• _What to do_
Reading the listing below, count the lines that contain the word "CONST" and give that count alone.

+ + +

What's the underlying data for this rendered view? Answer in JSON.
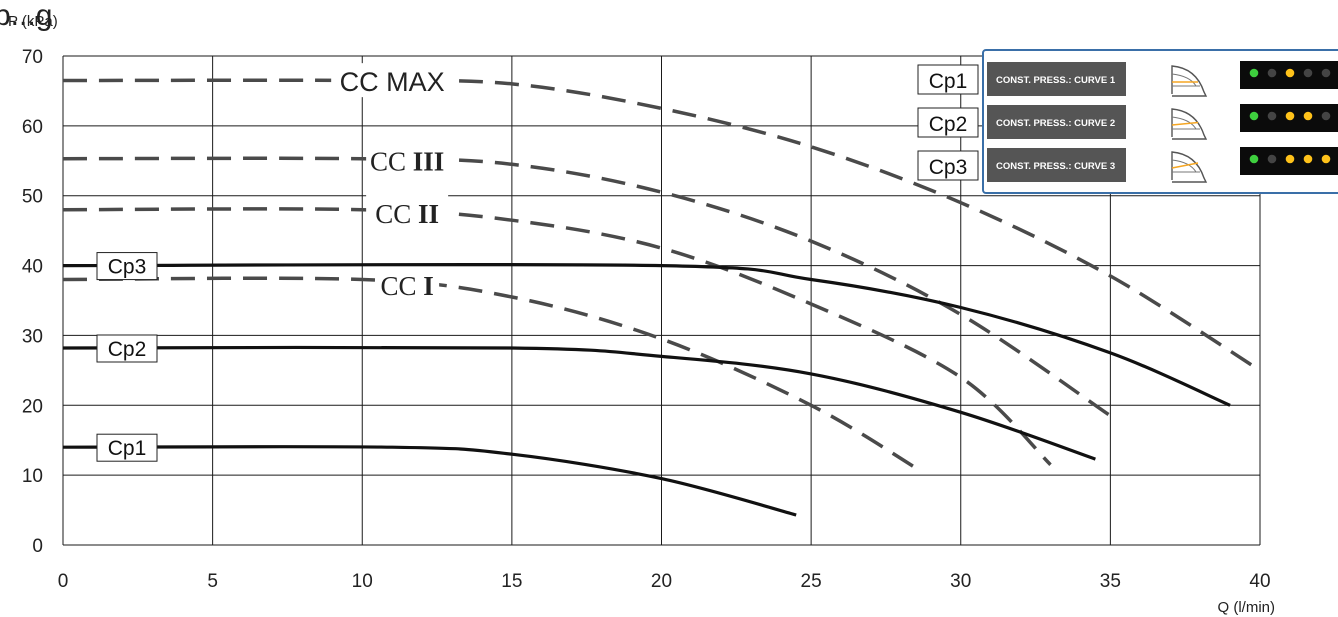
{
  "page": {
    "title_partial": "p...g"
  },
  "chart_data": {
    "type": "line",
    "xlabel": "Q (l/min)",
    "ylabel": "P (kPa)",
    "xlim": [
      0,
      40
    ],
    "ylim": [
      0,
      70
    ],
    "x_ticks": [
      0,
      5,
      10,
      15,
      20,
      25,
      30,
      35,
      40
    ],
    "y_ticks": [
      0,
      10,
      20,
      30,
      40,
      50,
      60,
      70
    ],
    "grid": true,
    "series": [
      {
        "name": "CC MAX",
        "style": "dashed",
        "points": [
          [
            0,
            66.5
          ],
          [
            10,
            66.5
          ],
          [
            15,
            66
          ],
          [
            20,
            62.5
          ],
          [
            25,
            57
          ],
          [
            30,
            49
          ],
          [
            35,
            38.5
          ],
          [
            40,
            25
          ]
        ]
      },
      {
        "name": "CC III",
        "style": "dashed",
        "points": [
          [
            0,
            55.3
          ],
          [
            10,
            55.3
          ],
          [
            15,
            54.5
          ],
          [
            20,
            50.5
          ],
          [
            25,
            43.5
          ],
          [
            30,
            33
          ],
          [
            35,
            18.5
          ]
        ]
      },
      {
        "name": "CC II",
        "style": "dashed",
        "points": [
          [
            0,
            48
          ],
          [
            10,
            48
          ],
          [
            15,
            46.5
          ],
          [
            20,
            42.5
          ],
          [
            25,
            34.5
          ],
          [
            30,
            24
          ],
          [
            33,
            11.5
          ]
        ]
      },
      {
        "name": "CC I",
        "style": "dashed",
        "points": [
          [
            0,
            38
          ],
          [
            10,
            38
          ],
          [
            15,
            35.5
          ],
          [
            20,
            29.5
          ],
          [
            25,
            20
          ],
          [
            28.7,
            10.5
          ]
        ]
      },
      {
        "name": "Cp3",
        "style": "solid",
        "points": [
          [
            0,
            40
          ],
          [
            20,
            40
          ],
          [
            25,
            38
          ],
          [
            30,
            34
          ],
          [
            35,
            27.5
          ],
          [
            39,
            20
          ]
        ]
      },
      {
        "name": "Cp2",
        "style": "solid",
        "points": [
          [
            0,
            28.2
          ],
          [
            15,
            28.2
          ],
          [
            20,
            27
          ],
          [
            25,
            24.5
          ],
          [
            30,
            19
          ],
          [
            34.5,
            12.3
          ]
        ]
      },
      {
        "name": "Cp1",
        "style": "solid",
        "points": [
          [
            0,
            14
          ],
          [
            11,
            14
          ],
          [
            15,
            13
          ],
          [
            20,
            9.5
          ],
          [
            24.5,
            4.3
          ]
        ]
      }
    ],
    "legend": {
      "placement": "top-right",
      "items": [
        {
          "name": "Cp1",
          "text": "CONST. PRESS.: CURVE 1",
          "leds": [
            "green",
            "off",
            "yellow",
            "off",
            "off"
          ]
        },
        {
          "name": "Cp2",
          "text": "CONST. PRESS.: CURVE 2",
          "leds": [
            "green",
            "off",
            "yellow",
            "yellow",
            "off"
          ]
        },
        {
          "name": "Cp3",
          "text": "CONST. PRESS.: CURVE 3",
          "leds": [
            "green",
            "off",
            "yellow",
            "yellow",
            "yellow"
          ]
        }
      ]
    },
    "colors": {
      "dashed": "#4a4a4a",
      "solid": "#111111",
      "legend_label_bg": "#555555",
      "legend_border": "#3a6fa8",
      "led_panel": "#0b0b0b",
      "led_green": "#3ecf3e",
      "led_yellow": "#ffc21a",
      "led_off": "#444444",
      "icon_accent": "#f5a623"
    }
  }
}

+ + +

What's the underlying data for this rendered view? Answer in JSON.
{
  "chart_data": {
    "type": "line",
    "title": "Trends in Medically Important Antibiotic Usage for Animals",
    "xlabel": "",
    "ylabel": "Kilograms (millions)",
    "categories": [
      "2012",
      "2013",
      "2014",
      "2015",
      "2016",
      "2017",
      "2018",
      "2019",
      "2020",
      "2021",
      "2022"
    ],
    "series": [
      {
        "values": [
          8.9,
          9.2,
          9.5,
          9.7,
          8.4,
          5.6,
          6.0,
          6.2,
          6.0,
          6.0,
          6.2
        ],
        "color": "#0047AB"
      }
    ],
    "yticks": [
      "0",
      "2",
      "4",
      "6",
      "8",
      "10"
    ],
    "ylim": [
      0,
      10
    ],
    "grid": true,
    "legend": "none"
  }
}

+ + +

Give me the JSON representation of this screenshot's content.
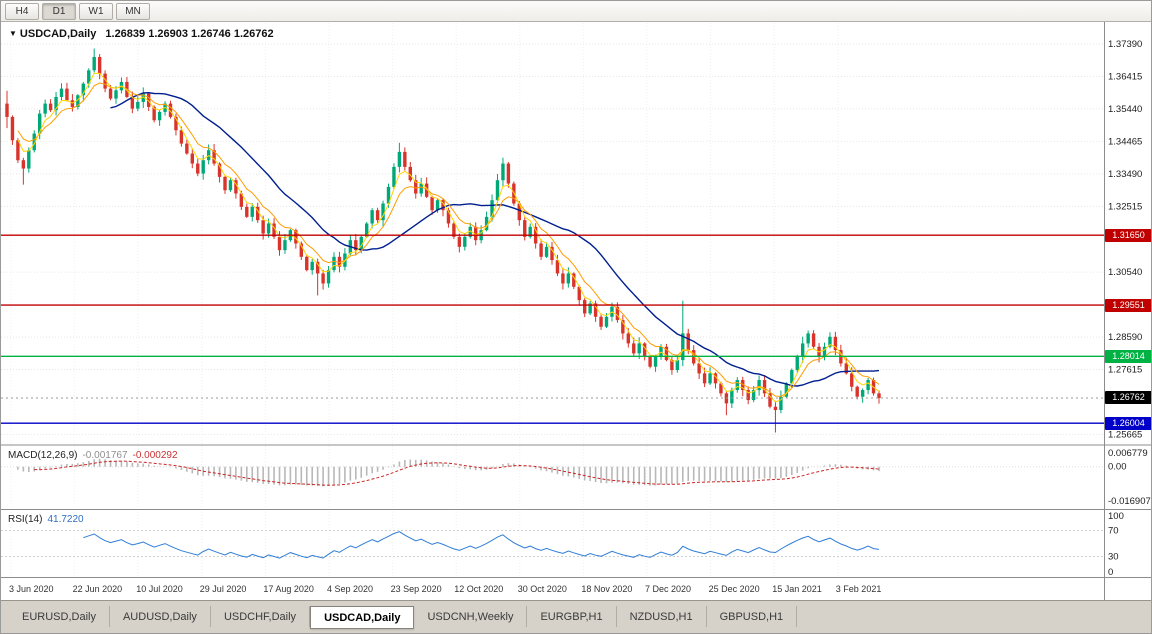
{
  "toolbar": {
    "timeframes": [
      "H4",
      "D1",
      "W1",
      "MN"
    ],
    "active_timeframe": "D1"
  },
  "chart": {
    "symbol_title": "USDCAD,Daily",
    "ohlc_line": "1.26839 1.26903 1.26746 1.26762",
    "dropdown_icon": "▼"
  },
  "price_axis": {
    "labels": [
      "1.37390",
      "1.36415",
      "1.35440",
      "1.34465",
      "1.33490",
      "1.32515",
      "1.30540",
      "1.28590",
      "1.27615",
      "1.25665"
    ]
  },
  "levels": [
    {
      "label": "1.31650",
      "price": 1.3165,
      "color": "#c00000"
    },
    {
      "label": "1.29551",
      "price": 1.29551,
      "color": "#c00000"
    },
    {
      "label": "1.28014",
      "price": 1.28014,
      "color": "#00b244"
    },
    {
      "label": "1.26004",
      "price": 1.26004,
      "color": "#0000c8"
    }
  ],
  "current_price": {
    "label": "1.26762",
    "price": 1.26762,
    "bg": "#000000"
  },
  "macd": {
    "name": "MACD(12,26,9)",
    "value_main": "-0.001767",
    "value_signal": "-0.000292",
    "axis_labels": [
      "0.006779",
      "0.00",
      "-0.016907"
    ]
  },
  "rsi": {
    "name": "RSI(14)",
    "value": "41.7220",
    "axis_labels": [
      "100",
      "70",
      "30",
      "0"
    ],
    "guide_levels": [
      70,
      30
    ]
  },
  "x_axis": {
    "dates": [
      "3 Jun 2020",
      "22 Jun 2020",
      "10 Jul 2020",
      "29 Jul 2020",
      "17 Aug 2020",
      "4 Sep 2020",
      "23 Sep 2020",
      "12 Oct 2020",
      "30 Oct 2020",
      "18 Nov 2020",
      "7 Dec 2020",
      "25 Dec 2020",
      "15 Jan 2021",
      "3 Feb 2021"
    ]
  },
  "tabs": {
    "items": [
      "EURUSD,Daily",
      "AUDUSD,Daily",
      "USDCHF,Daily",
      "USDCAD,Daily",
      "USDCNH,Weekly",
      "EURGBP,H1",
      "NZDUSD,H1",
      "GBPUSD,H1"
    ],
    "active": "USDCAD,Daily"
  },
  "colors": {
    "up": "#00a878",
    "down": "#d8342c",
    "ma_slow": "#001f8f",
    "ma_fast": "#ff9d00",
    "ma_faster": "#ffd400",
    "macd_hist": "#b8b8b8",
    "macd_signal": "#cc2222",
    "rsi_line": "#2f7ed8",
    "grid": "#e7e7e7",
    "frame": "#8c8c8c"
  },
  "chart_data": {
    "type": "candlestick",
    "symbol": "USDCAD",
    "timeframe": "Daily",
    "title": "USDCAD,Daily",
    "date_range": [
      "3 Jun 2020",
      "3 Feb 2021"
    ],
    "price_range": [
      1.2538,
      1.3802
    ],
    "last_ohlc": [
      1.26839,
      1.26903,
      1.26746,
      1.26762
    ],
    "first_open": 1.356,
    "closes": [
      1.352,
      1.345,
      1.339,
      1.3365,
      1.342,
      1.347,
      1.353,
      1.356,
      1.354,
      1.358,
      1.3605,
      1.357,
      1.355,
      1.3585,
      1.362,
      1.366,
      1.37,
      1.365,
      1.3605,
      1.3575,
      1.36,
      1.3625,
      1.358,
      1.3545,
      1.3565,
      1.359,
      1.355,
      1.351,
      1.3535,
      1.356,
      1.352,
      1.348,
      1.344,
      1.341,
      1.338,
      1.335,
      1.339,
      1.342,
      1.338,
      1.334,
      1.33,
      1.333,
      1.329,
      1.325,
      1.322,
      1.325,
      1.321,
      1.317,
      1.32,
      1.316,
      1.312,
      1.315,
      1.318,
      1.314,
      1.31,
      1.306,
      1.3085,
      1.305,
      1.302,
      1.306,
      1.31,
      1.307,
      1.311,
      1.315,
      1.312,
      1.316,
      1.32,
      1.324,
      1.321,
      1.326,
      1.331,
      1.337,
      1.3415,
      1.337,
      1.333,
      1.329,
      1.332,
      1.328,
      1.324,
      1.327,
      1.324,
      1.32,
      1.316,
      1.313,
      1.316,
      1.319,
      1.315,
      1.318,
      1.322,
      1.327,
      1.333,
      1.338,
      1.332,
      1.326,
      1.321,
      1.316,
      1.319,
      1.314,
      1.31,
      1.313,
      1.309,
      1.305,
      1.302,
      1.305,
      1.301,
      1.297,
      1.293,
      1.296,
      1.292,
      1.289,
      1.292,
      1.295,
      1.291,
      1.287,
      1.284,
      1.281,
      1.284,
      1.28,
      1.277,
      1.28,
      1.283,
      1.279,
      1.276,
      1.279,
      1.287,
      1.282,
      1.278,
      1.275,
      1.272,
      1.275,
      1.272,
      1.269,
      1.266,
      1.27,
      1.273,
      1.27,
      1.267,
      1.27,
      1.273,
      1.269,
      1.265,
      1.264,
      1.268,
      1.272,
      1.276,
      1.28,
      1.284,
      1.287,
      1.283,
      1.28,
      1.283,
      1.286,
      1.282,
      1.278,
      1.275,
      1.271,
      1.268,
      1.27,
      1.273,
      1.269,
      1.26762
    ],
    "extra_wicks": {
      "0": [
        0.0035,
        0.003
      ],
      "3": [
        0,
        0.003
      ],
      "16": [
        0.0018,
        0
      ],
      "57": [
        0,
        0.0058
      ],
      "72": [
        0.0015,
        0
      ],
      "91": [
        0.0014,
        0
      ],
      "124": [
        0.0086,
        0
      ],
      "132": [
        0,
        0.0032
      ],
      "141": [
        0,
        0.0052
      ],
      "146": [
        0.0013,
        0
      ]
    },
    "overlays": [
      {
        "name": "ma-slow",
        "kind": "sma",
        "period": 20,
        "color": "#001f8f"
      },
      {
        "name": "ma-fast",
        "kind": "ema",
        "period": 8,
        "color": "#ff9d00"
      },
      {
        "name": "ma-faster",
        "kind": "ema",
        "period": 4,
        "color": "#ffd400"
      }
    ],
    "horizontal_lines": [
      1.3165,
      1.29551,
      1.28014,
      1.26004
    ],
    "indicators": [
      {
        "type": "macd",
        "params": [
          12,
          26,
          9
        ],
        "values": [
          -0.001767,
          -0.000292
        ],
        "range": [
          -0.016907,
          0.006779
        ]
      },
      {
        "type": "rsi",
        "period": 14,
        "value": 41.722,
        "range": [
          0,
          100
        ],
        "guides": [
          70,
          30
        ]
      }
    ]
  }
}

+ + +

• _Response to this exercise_
3